*Records provided*
-.-.-

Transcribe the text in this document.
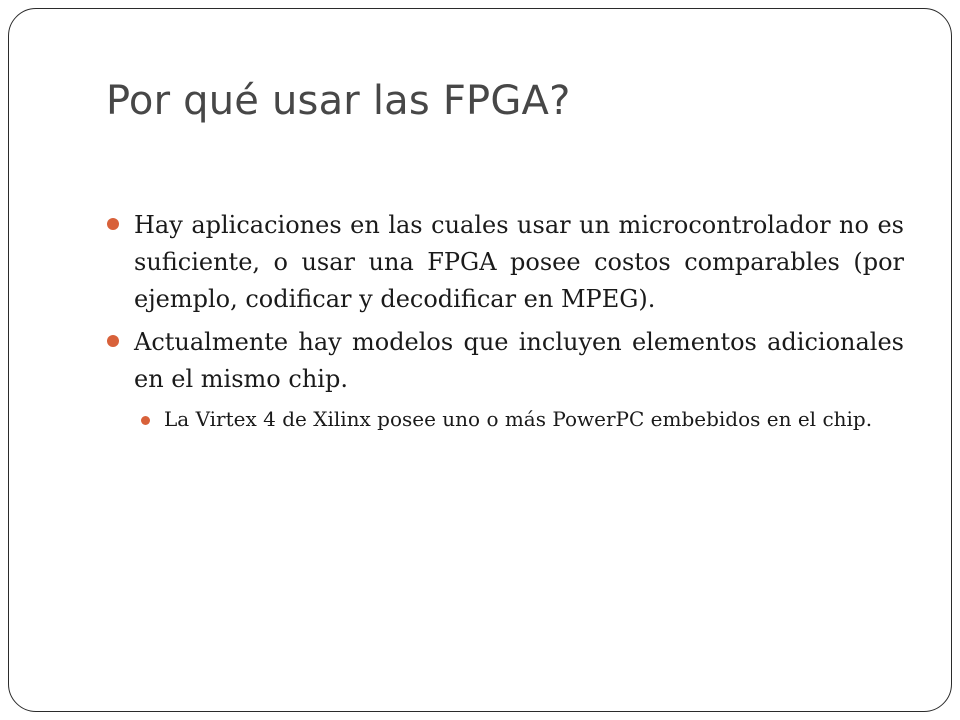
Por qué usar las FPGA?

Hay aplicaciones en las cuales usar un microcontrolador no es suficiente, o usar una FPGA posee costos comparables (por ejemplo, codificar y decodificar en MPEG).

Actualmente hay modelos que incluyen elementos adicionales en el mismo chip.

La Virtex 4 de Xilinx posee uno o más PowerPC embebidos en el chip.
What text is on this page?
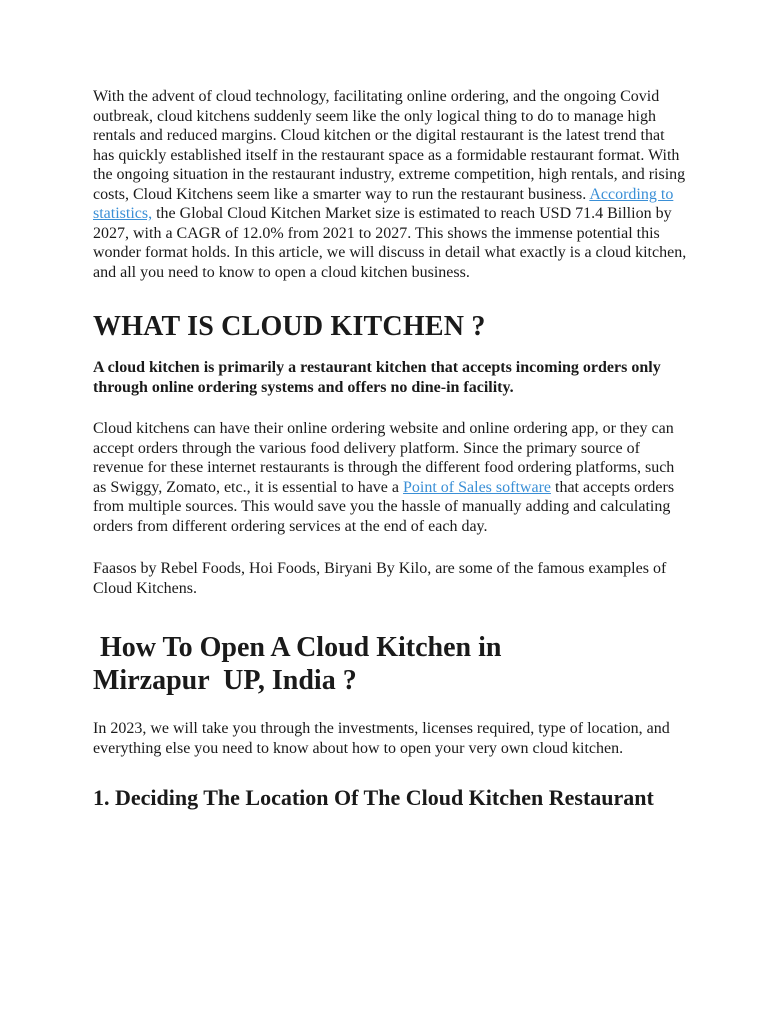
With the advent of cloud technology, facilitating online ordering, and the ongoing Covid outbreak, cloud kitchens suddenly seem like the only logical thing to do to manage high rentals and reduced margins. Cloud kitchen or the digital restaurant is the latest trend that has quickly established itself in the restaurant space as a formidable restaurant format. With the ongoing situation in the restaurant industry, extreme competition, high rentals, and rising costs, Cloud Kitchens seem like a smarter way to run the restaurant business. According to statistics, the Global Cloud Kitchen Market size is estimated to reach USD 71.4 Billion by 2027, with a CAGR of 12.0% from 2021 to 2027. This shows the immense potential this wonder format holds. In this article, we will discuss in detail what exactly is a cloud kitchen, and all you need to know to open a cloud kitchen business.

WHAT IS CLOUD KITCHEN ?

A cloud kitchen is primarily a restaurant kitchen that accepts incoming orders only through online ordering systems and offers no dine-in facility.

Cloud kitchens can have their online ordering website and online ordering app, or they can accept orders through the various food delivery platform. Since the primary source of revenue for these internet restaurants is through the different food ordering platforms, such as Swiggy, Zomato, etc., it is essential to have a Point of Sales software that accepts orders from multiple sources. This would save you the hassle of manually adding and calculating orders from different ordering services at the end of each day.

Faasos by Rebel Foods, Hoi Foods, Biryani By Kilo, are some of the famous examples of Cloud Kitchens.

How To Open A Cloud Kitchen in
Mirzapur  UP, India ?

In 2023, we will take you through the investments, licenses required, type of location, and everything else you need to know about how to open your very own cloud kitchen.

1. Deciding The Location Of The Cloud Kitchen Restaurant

-.-.-

*Set exercise*
Take the line containing "What text is on this page?" as the first line and the last line of the data above as the final one, and output exactly the lines between them, inclusive, with no pictures.

*Response for this exercise*
What text is on this page?
With the advent of cloud technology, facilitating online ordering, and the ongoing Covid outbreak, cloud kitchens suddenly seem like the only logical thing to do to manage high rentals and reduced margins. Cloud kitchen or the digital restaurant is the latest trend that has quickly established itself in the restaurant space as a formidable restaurant format. With the ongoing situation in the restaurant industry, extreme competition, high rentals, and rising costs, Cloud Kitchens seem like a smarter way to run the restaurant business. According to statistics, the Global Cloud Kitchen Market size is estimated to reach USD 71.4 Billion by 2027, with a CAGR of 12.0% from 2021 to 2027. This shows the immense potential this wonder format holds. In this article, we will discuss in detail what exactly is a cloud kitchen, and all you need to know to open a cloud kitchen business.

WHAT IS CLOUD KITCHEN ?

A cloud kitchen is primarily a restaurant kitchen that accepts incoming orders only through online ordering systems and offers no dine-in facility.

Cloud kitchens can have their online ordering website and online ordering app, or they can accept orders through the various food delivery platform. Since the primary source of revenue for these internet restaurants is through the different food ordering platforms, such as Swiggy, Zomato, etc., it is essential to have a Point of Sales software that accepts orders from multiple sources. This would save you the hassle of manually adding and calculating orders from different ordering services at the end of each day.

Faasos by Rebel Foods, Hoi Foods, Biryani By Kilo, are some of the famous examples of Cloud Kitchens.

How To Open A Cloud Kitchen in
Mirzapur  UP, India ?

In 2023, we will take you through the investments, licenses required, type of location, and everything else you need to know about how to open your very own cloud kitchen.

1. Deciding The Location Of The Cloud Kitchen Restaurant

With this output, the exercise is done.